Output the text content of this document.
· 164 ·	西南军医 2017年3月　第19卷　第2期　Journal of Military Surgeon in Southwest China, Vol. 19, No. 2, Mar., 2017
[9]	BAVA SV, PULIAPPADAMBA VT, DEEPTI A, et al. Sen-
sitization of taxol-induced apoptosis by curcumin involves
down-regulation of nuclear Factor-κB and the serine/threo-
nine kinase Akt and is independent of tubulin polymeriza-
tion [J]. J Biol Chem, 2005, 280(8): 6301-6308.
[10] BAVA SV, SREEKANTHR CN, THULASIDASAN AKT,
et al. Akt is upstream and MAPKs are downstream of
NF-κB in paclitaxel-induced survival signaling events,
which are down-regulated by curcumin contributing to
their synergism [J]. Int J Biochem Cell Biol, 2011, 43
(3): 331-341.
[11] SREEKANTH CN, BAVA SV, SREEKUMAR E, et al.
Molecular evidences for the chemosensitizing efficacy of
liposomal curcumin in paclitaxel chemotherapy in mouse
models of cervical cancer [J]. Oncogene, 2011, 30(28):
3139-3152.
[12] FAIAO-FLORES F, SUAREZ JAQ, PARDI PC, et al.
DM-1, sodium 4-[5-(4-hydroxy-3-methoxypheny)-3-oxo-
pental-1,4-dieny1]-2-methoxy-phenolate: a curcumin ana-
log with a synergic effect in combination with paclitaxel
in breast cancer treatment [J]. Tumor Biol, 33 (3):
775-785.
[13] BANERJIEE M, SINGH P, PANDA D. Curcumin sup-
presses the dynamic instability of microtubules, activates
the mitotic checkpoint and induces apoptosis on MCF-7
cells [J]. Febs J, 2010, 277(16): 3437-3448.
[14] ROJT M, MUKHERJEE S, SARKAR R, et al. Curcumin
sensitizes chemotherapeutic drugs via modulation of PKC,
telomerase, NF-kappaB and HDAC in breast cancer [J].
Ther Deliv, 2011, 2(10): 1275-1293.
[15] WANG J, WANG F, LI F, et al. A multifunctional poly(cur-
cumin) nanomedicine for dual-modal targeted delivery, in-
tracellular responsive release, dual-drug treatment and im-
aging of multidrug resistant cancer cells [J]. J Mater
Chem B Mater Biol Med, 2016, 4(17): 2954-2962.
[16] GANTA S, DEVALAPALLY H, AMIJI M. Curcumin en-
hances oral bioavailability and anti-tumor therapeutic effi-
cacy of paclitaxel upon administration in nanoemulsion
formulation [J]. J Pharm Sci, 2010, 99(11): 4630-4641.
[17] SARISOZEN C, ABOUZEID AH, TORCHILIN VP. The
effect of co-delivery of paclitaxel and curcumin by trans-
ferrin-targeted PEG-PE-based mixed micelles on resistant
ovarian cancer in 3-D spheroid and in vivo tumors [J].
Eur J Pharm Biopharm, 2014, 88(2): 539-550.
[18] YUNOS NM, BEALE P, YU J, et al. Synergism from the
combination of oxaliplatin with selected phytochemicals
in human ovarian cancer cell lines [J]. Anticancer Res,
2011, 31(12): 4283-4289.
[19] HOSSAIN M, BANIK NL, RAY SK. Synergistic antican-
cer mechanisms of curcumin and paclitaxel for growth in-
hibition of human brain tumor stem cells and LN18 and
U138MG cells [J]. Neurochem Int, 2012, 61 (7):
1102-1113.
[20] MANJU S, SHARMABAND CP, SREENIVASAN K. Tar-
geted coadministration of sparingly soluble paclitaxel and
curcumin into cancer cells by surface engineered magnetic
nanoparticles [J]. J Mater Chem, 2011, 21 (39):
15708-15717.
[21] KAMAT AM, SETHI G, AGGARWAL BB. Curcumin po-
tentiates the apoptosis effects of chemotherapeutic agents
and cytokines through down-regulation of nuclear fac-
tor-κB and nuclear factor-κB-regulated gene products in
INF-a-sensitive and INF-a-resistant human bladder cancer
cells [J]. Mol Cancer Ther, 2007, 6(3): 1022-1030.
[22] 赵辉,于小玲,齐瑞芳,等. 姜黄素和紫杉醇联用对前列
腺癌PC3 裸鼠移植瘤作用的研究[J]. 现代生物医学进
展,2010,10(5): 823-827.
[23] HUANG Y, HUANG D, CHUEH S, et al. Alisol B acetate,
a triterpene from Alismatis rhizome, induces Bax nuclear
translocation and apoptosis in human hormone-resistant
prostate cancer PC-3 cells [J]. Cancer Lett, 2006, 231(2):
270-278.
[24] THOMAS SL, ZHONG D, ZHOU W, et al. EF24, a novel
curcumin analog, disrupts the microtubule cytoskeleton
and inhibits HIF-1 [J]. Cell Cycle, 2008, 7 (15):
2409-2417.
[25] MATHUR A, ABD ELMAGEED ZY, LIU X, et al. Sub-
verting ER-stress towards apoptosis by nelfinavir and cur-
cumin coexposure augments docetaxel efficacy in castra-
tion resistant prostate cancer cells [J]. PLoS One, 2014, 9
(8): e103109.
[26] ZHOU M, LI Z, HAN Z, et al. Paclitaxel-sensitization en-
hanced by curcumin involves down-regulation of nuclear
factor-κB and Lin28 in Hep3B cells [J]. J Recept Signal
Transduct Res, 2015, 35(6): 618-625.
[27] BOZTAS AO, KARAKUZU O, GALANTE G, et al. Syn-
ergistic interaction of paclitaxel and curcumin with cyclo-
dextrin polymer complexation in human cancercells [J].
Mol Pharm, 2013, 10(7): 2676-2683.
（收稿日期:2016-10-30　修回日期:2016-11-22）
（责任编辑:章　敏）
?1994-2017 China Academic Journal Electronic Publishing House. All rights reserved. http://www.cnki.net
---*---
Task details>
Looking at the records above, please work out how many lines contain "from" and state only that number.

Task output>
2